(Stored data)

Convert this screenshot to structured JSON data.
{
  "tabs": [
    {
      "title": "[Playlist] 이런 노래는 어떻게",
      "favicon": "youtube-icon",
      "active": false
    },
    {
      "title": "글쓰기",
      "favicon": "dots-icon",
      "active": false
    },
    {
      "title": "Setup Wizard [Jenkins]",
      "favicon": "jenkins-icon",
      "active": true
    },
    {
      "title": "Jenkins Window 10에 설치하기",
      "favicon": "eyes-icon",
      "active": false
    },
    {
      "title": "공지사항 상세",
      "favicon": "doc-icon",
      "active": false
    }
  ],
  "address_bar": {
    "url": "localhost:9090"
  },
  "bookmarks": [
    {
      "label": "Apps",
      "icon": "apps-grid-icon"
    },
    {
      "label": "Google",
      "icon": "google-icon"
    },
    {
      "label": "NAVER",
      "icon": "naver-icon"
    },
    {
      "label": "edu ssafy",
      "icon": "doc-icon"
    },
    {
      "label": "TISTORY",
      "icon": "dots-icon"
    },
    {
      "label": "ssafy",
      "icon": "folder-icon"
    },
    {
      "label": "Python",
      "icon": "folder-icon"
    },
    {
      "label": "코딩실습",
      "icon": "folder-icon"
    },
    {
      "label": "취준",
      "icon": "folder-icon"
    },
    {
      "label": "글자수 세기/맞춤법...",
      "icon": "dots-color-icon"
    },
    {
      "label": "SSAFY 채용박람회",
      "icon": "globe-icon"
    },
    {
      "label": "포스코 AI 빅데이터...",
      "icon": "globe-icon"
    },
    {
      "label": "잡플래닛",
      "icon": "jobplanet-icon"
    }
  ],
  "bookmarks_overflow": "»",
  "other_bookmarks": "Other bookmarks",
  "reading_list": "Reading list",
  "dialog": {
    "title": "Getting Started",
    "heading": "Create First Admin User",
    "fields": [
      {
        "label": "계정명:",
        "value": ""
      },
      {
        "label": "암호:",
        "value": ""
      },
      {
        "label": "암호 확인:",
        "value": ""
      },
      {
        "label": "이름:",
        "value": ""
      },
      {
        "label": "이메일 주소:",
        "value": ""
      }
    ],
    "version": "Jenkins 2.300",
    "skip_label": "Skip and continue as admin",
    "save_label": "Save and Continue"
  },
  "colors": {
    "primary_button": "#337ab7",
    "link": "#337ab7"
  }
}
* * *
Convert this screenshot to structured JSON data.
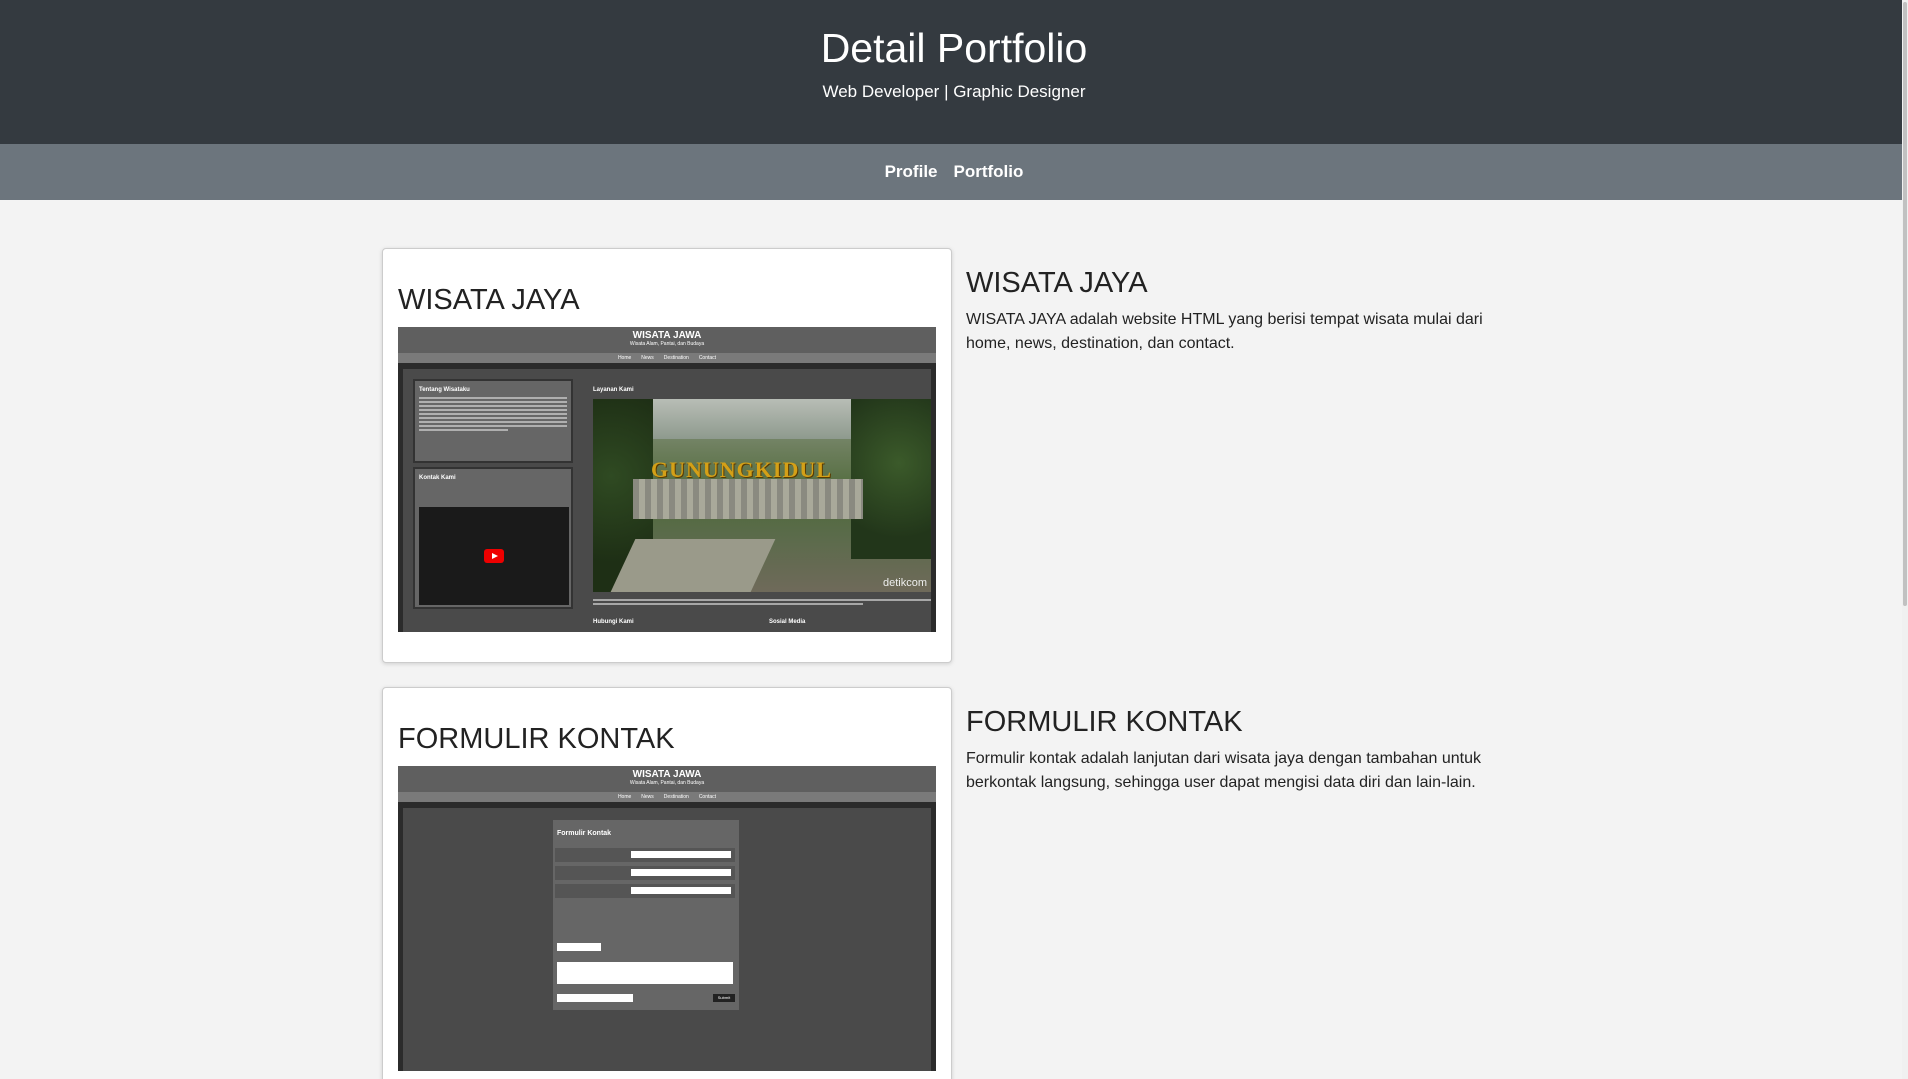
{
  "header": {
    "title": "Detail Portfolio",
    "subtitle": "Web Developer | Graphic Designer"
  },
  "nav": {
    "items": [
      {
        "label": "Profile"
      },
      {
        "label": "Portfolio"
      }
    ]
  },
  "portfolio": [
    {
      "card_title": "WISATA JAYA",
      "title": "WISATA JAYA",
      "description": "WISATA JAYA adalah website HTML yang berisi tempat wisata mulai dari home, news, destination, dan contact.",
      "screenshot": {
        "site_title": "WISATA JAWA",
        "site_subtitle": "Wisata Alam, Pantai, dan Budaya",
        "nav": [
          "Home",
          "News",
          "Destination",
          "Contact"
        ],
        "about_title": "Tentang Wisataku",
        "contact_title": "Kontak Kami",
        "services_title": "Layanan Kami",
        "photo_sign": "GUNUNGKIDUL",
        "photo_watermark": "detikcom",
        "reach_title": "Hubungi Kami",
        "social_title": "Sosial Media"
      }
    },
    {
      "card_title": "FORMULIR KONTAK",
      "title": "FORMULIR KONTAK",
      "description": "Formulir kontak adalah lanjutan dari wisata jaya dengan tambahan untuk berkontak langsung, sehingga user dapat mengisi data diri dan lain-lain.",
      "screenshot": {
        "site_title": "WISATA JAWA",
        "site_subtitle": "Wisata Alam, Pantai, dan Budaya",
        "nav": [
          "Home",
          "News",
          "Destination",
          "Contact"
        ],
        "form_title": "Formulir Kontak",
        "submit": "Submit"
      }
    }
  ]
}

§ What is expected
Locate all lines holding the word "Kami", then copy them out.

§ Written reply
        "contact_title": "Kontak Kami",
        "services_title": "Layanan Kami",
        "reach_title": "Hubungi Kami",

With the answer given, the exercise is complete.